Drop the pictures from the entries below, then reproduce the rest exactly.

→ RECORDS FOR THIS TASK:
-=-=-=-=-
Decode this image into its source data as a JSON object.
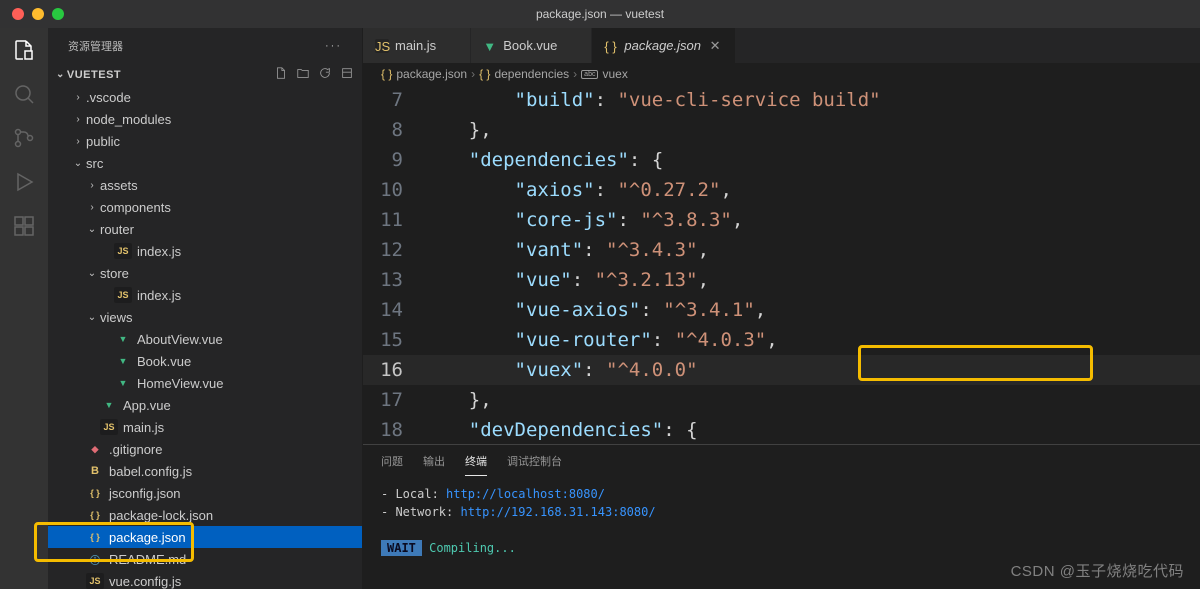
{
  "window": {
    "title": "package.json — vuetest"
  },
  "sidebar": {
    "header": "资源管理器",
    "project": "VUETEST",
    "tree": [
      {
        "name": ".vscode",
        "type": "folder",
        "depth": 1,
        "expanded": false
      },
      {
        "name": "node_modules",
        "type": "folder",
        "depth": 1,
        "expanded": false
      },
      {
        "name": "public",
        "type": "folder",
        "depth": 1,
        "expanded": false
      },
      {
        "name": "src",
        "type": "folder",
        "depth": 1,
        "expanded": true
      },
      {
        "name": "assets",
        "type": "folder",
        "depth": 2,
        "expanded": false
      },
      {
        "name": "components",
        "type": "folder",
        "depth": 2,
        "expanded": false
      },
      {
        "name": "router",
        "type": "folder",
        "depth": 2,
        "expanded": true
      },
      {
        "name": "index.js",
        "type": "js",
        "depth": 3
      },
      {
        "name": "store",
        "type": "folder",
        "depth": 2,
        "expanded": true
      },
      {
        "name": "index.js",
        "type": "js",
        "depth": 3
      },
      {
        "name": "views",
        "type": "folder",
        "depth": 2,
        "expanded": true
      },
      {
        "name": "AboutView.vue",
        "type": "vue",
        "depth": 3
      },
      {
        "name": "Book.vue",
        "type": "vue",
        "depth": 3
      },
      {
        "name": "HomeView.vue",
        "type": "vue",
        "depth": 3
      },
      {
        "name": "App.vue",
        "type": "vue",
        "depth": 2
      },
      {
        "name": "main.js",
        "type": "js",
        "depth": 2
      },
      {
        "name": ".gitignore",
        "type": "git",
        "depth": 1
      },
      {
        "name": "babel.config.js",
        "type": "babel",
        "depth": 1
      },
      {
        "name": "jsconfig.json",
        "type": "json",
        "depth": 1
      },
      {
        "name": "package-lock.json",
        "type": "json",
        "depth": 1
      },
      {
        "name": "package.json",
        "type": "json",
        "depth": 1,
        "selected": true
      },
      {
        "name": "README.md",
        "type": "md",
        "depth": 1
      },
      {
        "name": "vue.config.js",
        "type": "js",
        "depth": 1
      }
    ]
  },
  "tabs": [
    {
      "label": "main.js",
      "icon": "js",
      "active": false
    },
    {
      "label": "Book.vue",
      "icon": "vue",
      "active": false
    },
    {
      "label": "package.json",
      "icon": "json",
      "active": true,
      "italic": true
    }
  ],
  "breadcrumbs": {
    "file": "package.json",
    "section": "dependencies",
    "key": "vuex"
  },
  "code": {
    "lines": [
      {
        "n": 7,
        "indent": 2,
        "k": "\"build\"",
        "v": "\"vue-cli-service build\""
      },
      {
        "n": 8,
        "indent": 1,
        "raw": "},"
      },
      {
        "n": 9,
        "indent": 1,
        "k": "\"dependencies\"",
        "v": "{"
      },
      {
        "n": 10,
        "indent": 2,
        "k": "\"axios\"",
        "v": "\"^0.27.2\"",
        "comma": true
      },
      {
        "n": 11,
        "indent": 2,
        "k": "\"core-js\"",
        "v": "\"^3.8.3\"",
        "comma": true
      },
      {
        "n": 12,
        "indent": 2,
        "k": "\"vant\"",
        "v": "\"^3.4.3\"",
        "comma": true
      },
      {
        "n": 13,
        "indent": 2,
        "k": "\"vue\"",
        "v": "\"^3.2.13\"",
        "comma": true,
        "highlight": true
      },
      {
        "n": 14,
        "indent": 2,
        "k": "\"vue-axios\"",
        "v": "\"^3.4.1\"",
        "comma": true
      },
      {
        "n": 15,
        "indent": 2,
        "k": "\"vue-router\"",
        "v": "\"^4.0.3\"",
        "comma": true
      },
      {
        "n": 16,
        "indent": 2,
        "k": "\"vuex\"",
        "v": "\"^4.0.0\"",
        "current": true
      },
      {
        "n": 17,
        "indent": 1,
        "raw": "},"
      },
      {
        "n": 18,
        "indent": 1,
        "k": "\"devDependencies\"",
        "v": "{"
      }
    ]
  },
  "panel": {
    "tabs": {
      "problems": "问题",
      "output": "输出",
      "terminal": "终端",
      "debug": "调试控制台"
    },
    "terminal": {
      "local_label": "- Local:   ",
      "local_url_prefix": "http://localhost:",
      "local_port": "8080",
      "local_url_suffix": "/",
      "network_label": "- Network: ",
      "network_url_prefix": "http://192.168.31.143:",
      "network_port": "8080",
      "network_url_suffix": "/",
      "wait": "WAIT",
      "compiling": " Compiling..."
    }
  },
  "watermark": "CSDN @玉子烧烧吃代码"
}
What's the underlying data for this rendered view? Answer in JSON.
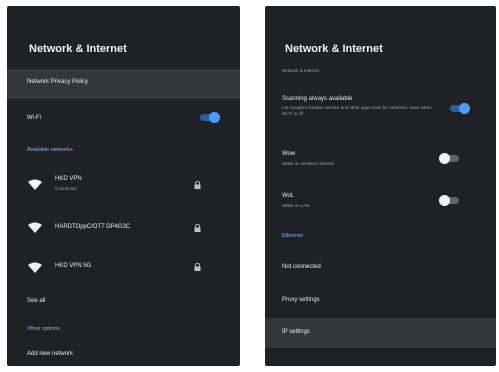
{
  "left_panel": {
    "title": "Network & Internet",
    "privacy_policy": "Network Privacy Policy",
    "wifi_label": "Wi-Fi",
    "wifi_enabled": true,
    "available_networks_header": "Available networks",
    "networks": [
      {
        "name": "HKD VPN",
        "status": "Connected",
        "secured": true
      },
      {
        "name": "HARDTOppC/OT7 DP4G3C",
        "status": "",
        "secured": true
      },
      {
        "name": "HKD VPN 5G",
        "status": "",
        "secured": true
      }
    ],
    "see_all": "See all",
    "other_options_header": "Other options",
    "add_network": "Add new network"
  },
  "right_panel": {
    "title": "Network & Internet",
    "subtitle": "Network & Internet",
    "scanning": {
      "label": "Scanning always available",
      "description": "Let Google's location service and other apps scan for networks, even when Wi-Fi is off",
      "enabled": true
    },
    "wow": {
      "label": "Wow",
      "description": "Wake on wireless network",
      "enabled": false
    },
    "wol": {
      "label": "WoL",
      "description": "Wake on LAN",
      "enabled": false
    },
    "ethernet_header": "Ethernet",
    "not_connected": "Not connected",
    "proxy_settings": "Proxy settings",
    "ip_settings": "IP settings"
  },
  "colors": {
    "panel_bg": "#202124",
    "highlight_bg": "#35363a",
    "accent": "#8ab4f8",
    "toggle_on": "#4a9cff"
  }
}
-=-=-=-=-
→ OUTPUT FOR THIS EXERCISE:
Decode this image into its source data as a JSON object.
{
  "window": {
    "title": "package.json — vuetest"
  },
  "sidebar": {
    "header": "资源管理器",
    "project": "VUETEST",
    "tree": [
      {
        "name": ".vscode",
        "type": "folder",
        "depth": 1,
        "expanded": false
      },
      {
        "name": "node_modules",
        "type": "folder",
        "depth": 1,
        "expanded": false
      },
      {
        "name": "public",
        "type": "folder",
        "depth": 1,
        "expanded": false
      },
      {
        "name": "src",
        "type": "folder",
        "depth": 1,
        "expanded": true
      },
      {
        "name": "assets",
        "type": "folder",
        "depth": 2,
        "expanded": false
      },
      {
        "name": "components",
        "type": "folder",
        "depth": 2,
        "expanded": false
      },
      {
        "name": "router",
        "type": "folder",
        "depth": 2,
        "expanded": true
      },
      {
        "name": "index.js",
        "type": "js",
        "depth": 3
      },
      {
        "name": "store",
        "type": "folder",
        "depth": 2,
        "expanded": true
      },
      {
        "name": "index.js",
        "type": "js",
        "depth": 3
      },
      {
        "name": "views",
        "type": "folder",
        "depth": 2,
        "expanded": true
      },
      {
        "name": "AboutView.vue",
        "type": "vue",
        "depth": 3
      },
      {
        "name": "Book.vue",
        "type": "vue",
        "depth": 3
      },
      {
        "name": "HomeView.vue",
        "type": "vue",
        "depth": 3
      },
      {
        "name": "App.vue",
        "type": "vue",
        "depth": 2
      },
      {
        "name": "main.js",
        "type": "js",
        "depth": 2
      },
      {
        "name": ".gitignore",
        "type": "git",
        "depth": 1
      },
      {
        "name": "babel.config.js",
        "type": "babel",
        "depth": 1
      },
      {
        "name": "jsconfig.json",
        "type": "json",
        "depth": 1
      },
      {
        "name": "package-lock.json",
        "type": "json",
        "depth": 1
      },
      {
        "name": "package.json",
        "type": "json",
        "depth": 1,
        "selected": true
      },
      {
        "name": "README.md",
        "type": "md",
        "depth": 1
      },
      {
        "name": "vue.config.js",
        "type": "js",
        "depth": 1
      }
    ]
  },
  "tabs": [
    {
      "label": "main.js",
      "icon": "js",
      "active": false
    },
    {
      "label": "Book.vue",
      "icon": "vue",
      "active": false
    },
    {
      "label": "package.json",
      "icon": "json",
      "active": true,
      "italic": true
    }
  ],
  "breadcrumbs": {
    "file": "package.json",
    "section": "dependencies",
    "key": "vuex"
  },
  "code": {
    "lines": [
      {
        "n": 7,
        "indent": 2,
        "k": "\"build\"",
        "v": "\"vue-cli-service build\""
      },
      {
        "n": 8,
        "indent": 1,
        "raw": "},"
      },
      {
        "n": 9,
        "indent": 1,
        "k": "\"dependencies\"",
        "v": "{"
      },
      {
        "n": 10,
        "indent": 2,
        "k": "\"axios\"",
        "v": "\"^0.27.2\"",
        "comma": true
      },
      {
        "n": 11,
        "indent": 2,
        "k": "\"core-js\"",
        "v": "\"^3.8.3\"",
        "comma": true
      },
      {
        "n": 12,
        "indent": 2,
        "k": "\"vant\"",
        "v": "\"^3.4.3\"",
        "comma": true
      },
      {
        "n": 13,
        "indent": 2,
        "k": "\"vue\"",
        "v": "\"^3.2.13\"",
        "comma": true,
        "highlight": true
      },
      {
        "n": 14,
        "indent": 2,
        "k": "\"vue-axios\"",
        "v": "\"^3.4.1\"",
        "comma": true
      },
      {
        "n": 15,
        "indent": 2,
        "k": "\"vue-router\"",
        "v": "\"^4.0.3\"",
        "comma": true
      },
      {
        "n": 16,
        "indent": 2,
        "k": "\"vuex\"",
        "v": "\"^4.0.0\"",
        "current": true
      },
      {
        "n": 17,
        "indent": 1,
        "raw": "},"
      },
      {
        "n": 18,
        "indent": 1,
        "k": "\"devDependencies\"",
        "v": "{"
      }
    ]
  },
  "panel": {
    "tabs": {
      "problems": "问题",
      "output": "输出",
      "terminal": "终端",
      "debug": "调试控制台"
    },
    "terminal": {
      "local_label": "- Local:   ",
      "local_url_prefix": "http://localhost:",
      "local_port": "8080",
      "local_url_suffix": "/",
      "network_label": "- Network: ",
      "network_url_prefix": "http://192.168.31.143:",
      "network_port": "8080",
      "network_url_suffix": "/",
      "wait": "WAIT",
      "compiling": " Compiling..."
    }
  },
  "watermark": "CSDN @玉子烧烧吃代码"
}
What's the underlying data for this rendered view? Answer in JSON.
{
  "left_panel": {
    "title": "Network & Internet",
    "privacy_policy": "Network Privacy Policy",
    "wifi_label": "Wi-Fi",
    "wifi_enabled": true,
    "available_networks_header": "Available networks",
    "networks": [
      {
        "name": "HKD VPN",
        "status": "Connected",
        "secured": true
      },
      {
        "name": "HARDTOppC/OT7 DP4G3C",
        "status": "",
        "secured": true
      },
      {
        "name": "HKD VPN 5G",
        "status": "",
        "secured": true
      }
    ],
    "see_all": "See all",
    "other_options_header": "Other options",
    "add_network": "Add new network"
  },
  "right_panel": {
    "title": "Network & Internet",
    "subtitle": "Network & Internet",
    "scanning": {
      "label": "Scanning always available",
      "description": "Let Google's location service and other apps scan for networks, even when Wi-Fi is off",
      "enabled": true
    },
    "wow": {
      "label": "Wow",
      "description": "Wake on wireless network",
      "enabled": false
    },
    "wol": {
      "label": "WoL",
      "description": "Wake on LAN",
      "enabled": false
    },
    "ethernet_header": "Ethernet",
    "not_connected": "Not connected",
    "proxy_settings": "Proxy settings",
    "ip_settings": "IP settings"
  },
  "colors": {
    "panel_bg": "#202124",
    "highlight_bg": "#35363a",
    "accent": "#8ab4f8",
    "toggle_on": "#4a9cff"
  }
}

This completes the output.